> ENTRIES SUPPLIED:
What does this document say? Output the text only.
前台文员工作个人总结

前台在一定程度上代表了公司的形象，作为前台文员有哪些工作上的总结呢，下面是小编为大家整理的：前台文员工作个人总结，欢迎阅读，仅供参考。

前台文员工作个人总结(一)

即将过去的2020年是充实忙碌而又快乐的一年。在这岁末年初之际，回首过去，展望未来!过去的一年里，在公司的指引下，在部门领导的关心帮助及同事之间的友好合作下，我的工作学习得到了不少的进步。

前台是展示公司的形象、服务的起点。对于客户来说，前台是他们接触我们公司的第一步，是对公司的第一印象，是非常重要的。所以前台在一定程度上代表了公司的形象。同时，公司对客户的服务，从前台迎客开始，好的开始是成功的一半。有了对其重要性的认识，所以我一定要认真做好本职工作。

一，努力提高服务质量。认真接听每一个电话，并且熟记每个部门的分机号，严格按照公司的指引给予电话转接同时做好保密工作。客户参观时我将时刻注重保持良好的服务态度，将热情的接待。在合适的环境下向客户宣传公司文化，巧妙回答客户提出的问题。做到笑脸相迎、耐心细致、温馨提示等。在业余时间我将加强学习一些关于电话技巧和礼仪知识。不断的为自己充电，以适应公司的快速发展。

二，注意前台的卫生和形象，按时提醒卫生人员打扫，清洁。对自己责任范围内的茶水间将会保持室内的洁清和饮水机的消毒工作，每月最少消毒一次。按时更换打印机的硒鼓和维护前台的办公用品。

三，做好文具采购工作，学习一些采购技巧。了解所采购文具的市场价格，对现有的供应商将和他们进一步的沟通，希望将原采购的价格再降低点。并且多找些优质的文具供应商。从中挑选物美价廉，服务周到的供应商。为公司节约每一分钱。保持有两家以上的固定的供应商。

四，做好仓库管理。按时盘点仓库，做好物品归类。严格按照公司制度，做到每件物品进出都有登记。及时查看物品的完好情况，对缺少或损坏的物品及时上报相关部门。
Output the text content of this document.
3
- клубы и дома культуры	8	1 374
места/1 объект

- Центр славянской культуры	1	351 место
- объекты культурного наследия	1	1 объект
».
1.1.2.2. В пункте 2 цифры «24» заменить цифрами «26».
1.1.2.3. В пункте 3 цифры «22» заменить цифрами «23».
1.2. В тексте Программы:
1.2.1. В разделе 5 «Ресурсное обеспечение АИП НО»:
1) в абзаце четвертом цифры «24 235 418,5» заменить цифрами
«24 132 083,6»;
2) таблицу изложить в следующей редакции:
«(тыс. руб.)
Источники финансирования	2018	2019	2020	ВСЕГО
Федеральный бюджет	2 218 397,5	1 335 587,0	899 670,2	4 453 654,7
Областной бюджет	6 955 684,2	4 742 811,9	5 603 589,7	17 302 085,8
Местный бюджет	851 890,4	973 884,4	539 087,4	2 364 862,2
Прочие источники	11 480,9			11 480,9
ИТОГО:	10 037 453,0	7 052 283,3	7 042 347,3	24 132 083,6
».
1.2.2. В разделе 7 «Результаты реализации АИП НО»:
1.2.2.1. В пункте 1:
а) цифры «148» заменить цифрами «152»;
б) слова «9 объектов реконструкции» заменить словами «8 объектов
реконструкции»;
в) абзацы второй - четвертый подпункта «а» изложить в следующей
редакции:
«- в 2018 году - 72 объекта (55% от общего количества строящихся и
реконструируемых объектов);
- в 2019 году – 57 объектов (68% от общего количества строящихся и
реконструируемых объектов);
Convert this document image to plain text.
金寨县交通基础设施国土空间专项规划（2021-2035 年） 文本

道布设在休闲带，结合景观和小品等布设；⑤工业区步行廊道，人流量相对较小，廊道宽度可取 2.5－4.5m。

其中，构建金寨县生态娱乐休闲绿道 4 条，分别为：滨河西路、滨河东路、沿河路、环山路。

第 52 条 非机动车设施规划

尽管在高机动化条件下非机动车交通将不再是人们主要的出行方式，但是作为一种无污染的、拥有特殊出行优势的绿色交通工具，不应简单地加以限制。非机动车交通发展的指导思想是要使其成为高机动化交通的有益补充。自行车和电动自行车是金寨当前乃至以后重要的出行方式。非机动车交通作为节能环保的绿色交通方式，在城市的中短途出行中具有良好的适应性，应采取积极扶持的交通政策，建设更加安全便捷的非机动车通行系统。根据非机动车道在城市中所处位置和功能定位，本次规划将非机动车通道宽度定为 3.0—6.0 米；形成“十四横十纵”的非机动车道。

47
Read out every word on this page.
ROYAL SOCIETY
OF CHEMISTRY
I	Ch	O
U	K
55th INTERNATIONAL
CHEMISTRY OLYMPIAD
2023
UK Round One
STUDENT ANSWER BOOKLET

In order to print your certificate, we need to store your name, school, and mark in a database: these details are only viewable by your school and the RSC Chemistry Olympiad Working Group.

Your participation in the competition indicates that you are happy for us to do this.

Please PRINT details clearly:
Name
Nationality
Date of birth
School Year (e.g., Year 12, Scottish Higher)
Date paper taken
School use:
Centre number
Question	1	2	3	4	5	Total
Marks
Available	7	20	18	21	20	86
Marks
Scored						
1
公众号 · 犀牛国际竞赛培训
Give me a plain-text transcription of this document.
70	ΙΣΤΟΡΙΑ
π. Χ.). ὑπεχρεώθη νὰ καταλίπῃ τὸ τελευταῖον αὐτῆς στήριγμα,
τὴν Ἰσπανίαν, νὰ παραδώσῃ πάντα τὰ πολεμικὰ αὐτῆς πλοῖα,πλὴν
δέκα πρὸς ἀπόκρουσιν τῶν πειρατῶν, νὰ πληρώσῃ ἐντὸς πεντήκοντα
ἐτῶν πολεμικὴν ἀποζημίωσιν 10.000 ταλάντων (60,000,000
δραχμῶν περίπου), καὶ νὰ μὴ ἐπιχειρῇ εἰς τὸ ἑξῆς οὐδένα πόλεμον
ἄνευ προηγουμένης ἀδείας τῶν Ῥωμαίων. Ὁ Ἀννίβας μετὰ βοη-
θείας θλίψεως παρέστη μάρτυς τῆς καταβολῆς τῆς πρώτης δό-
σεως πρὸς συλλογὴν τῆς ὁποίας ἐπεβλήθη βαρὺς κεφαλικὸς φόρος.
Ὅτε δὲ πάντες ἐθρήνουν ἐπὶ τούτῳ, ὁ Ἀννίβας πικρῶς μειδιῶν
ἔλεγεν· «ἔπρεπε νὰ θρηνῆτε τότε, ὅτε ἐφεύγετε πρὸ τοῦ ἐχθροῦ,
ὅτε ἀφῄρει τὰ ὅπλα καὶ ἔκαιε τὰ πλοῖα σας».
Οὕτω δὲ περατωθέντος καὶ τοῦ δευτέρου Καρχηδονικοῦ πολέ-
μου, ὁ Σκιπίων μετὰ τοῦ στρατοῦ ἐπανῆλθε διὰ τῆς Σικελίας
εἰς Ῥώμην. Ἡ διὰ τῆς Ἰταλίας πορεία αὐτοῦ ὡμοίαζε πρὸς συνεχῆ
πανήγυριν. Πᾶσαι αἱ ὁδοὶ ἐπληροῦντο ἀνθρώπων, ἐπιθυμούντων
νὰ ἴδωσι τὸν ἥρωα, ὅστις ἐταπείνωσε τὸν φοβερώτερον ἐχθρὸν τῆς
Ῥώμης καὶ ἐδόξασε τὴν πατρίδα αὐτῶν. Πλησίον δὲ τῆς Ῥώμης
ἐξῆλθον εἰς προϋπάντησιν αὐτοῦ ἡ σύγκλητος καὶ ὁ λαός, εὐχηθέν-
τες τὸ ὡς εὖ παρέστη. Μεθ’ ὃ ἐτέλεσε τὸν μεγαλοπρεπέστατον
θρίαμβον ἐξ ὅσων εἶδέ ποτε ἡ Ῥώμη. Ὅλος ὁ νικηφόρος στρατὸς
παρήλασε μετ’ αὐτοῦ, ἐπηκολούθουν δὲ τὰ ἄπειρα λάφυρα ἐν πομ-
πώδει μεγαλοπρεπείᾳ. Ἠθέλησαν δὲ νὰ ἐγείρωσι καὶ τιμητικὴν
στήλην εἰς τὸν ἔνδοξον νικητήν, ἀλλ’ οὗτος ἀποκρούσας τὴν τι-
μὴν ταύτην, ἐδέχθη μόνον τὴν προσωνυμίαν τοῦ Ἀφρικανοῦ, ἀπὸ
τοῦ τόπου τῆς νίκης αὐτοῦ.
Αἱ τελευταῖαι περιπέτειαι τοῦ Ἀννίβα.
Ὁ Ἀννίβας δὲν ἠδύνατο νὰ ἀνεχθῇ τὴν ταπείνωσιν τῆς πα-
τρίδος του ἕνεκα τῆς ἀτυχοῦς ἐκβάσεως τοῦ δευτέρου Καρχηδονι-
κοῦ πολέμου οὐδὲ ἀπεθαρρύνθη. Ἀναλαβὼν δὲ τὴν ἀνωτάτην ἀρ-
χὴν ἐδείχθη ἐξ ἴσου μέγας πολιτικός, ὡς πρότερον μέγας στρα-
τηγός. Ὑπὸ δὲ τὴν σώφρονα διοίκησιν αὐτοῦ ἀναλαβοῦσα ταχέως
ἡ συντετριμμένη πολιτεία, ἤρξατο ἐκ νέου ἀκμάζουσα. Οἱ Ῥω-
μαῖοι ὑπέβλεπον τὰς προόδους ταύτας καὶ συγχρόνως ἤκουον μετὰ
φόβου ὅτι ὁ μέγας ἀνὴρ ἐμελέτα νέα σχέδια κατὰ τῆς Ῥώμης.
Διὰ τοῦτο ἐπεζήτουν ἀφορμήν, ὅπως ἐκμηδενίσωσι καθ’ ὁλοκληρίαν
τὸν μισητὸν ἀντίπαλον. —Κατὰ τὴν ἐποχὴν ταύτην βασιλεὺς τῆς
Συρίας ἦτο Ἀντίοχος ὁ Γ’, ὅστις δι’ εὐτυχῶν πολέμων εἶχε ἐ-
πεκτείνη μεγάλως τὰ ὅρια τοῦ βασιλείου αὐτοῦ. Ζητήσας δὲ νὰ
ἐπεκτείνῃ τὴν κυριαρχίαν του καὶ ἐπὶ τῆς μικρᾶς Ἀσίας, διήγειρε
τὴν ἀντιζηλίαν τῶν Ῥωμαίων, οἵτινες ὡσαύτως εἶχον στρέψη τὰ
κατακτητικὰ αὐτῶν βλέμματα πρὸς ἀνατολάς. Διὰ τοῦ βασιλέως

> EXERCISE OBJECTIVE:
Pick out all lines containing the string "μετὰ".

> ANSWER TO THIS PROBLEM:
ἄνευ προηγουμένης ἀδείας τῶν Ῥωμαίων. Ὁ Ἀννίβας μετὰ βοη-
μου, ὁ Σκιπίων μετὰ τοῦ στρατοῦ ἐπανῆλθε διὰ τῆς Σικελίας
μαῖοι ὑπέβλεπον τὰς προόδους ταύτας καὶ συγχρόνως ἤκουον μετὰ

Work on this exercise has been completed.